WHAT YOU WILL DO:
• A. According to the passage on the elements of machine language, what is the basic element to weigh when designing a machine language?
• B. Summarize the passage on the elements of machine language in two sentences.
• C. Write what comes next in the passage on the elements of machine language, picking up after its last sentence.

[START DOCUMENT]

4.2.机器语言组成元素

发表于 2024-04-04 更新于 2024-06-03 分类于 The Elements of Computer System ， Module 4.Machine Language 本文字数： 809 阅读时长 ≈ 3 分钟

\(4.2.\)The Elements of Machine Language

The machine language is a most important interface between hardware and software. It's exactly the way software can control hardware.
- What are the supported operations?
- What do they operate on?
- How is the program controlled?
This kind of interface is done in a almost one-to-one correspondence with the actual hardware implementation. The idea is that the hardware is built in a way that directly corresponds to the type of functionality that is provided by the software layer above it.
When we actually go to design a machine language, the basic element is a cost-performance tradeoff. The more sophisticated operations that we want to give our machine language, the more large or sophisticated data types it operates on, the more costly it will be to actually build this.

[END DOCUMENT]
[START DATA EXCERPT]

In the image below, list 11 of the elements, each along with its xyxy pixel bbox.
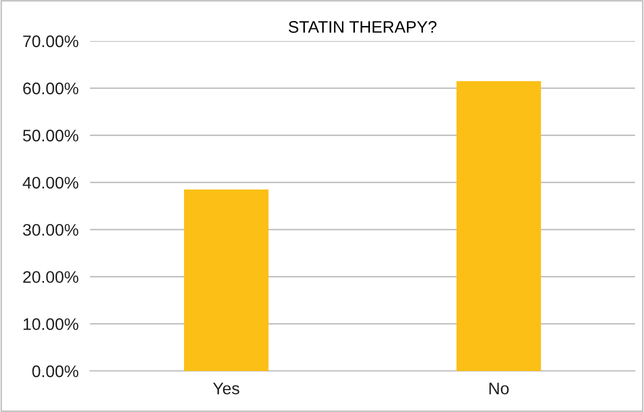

[END DATA EXCERPT]

RESULTS FOR EACH TASK:
• A. A cost-performance tradeoff.

• B. Machine language is the key interface through which software controls hardware, and it corresponds almost one-to-one with the actual hardware implementation. Designing one involves a cost-performance tradeoff: the more sophisticated its operations and data types, the more costly the machine is to build.

• C.
Each machine language defines a set of operations which fall into several categories:
- Arithmetic Operations: add, subtract, ...
- Logical Operations: And, Or, ...
- Flow Control: goto instructionX, if C then goto instruction Y

accessing memory is an expensive operation in at least two related points of view :
1. If you have a large memory, specifying what part of memory you want to work with requires a large amount of bits.
2. It's going to be wasteful in terms of instruction, for accessing a value from a large memory takes relatively long time.

To solve this, we introduce memory hierarchy*:

At each time we get farther away from the arithmetic unit itself, our memory gets bigger, accessing it becomes harder both in terms of giving a larger, wider address, and in terms of the time we need to wait until we get the value. But we have more information there.

Almost every CPU has a few easy-accessed registers that are located inside the CPU. Since there are so few of them and everything requires very few bits, getting the information of them is extremely quickly.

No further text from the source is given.